■ Data excerpts
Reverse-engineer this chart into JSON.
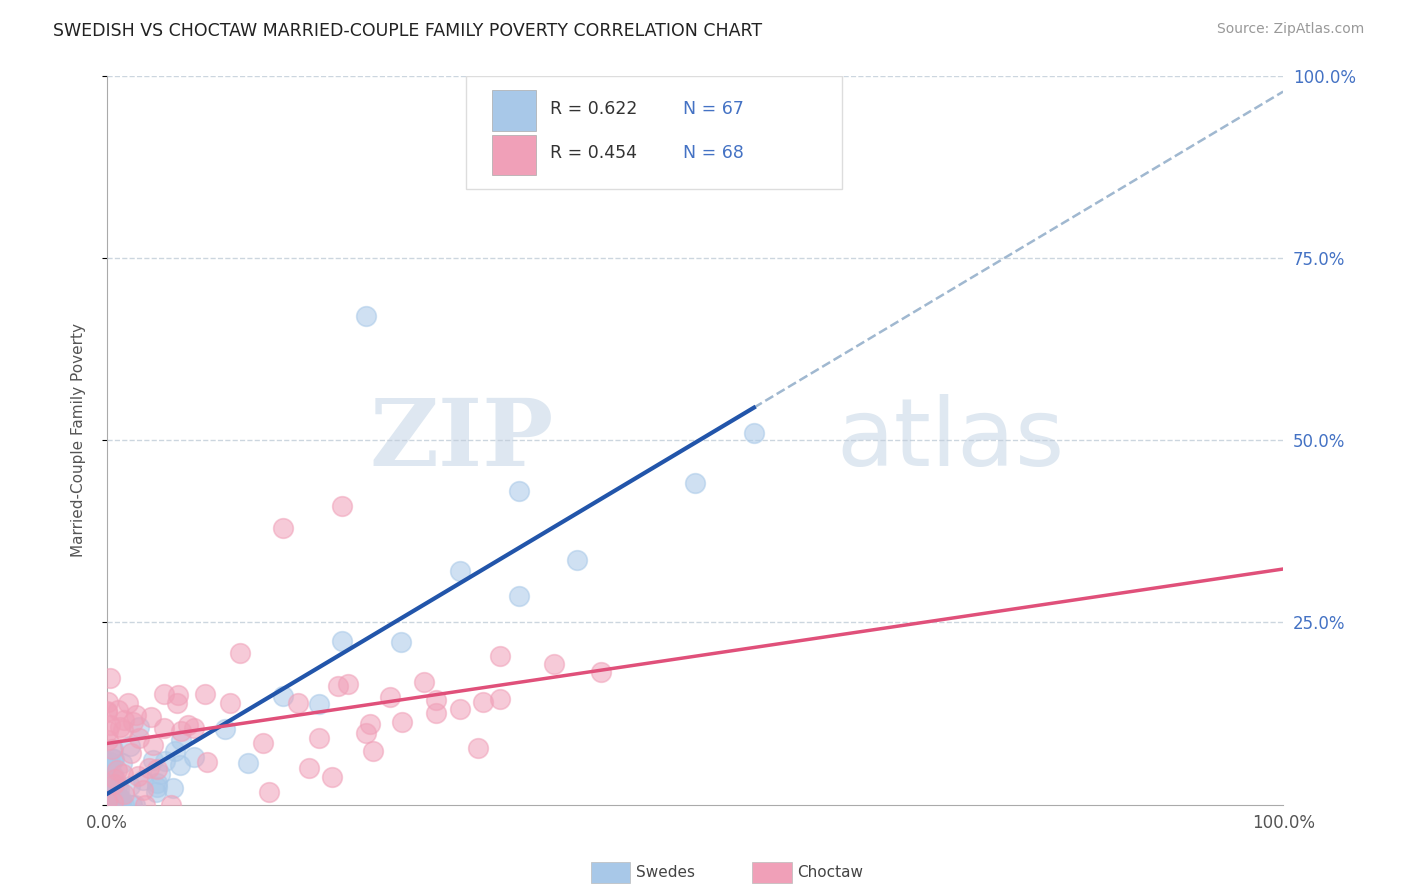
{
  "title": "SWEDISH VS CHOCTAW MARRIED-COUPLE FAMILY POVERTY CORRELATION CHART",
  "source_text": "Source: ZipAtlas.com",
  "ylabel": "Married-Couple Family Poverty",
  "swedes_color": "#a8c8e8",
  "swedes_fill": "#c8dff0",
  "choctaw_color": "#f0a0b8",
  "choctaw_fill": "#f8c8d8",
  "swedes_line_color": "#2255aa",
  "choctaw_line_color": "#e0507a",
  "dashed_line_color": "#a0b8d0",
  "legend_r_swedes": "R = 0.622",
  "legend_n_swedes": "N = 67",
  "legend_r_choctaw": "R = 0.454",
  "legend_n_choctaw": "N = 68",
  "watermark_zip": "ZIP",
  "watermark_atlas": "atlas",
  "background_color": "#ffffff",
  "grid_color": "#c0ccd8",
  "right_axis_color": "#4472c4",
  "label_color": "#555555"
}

■ To do
Reproduce the data word for word, excluding its pictures.

■ Final answer
Reverse-engineer this chart into JSON.
{
  "title": "SWEDISH VS CHOCTAW MARRIED-COUPLE FAMILY POVERTY CORRELATION CHART",
  "source_text": "Source: ZipAtlas.com",
  "ylabel": "Married-Couple Family Poverty",
  "swedes_color": "#a8c8e8",
  "swedes_fill": "#c8dff0",
  "choctaw_color": "#f0a0b8",
  "choctaw_fill": "#f8c8d8",
  "swedes_line_color": "#2255aa",
  "choctaw_line_color": "#e0507a",
  "dashed_line_color": "#a0b8d0",
  "legend_r_swedes": "R = 0.622",
  "legend_n_swedes": "N = 67",
  "legend_r_choctaw": "R = 0.454",
  "legend_n_choctaw": "N = 68",
  "watermark_zip": "ZIP",
  "watermark_atlas": "atlas",
  "background_color": "#ffffff",
  "grid_color": "#c0ccd8",
  "right_axis_color": "#4472c4",
  "label_color": "#555555"
}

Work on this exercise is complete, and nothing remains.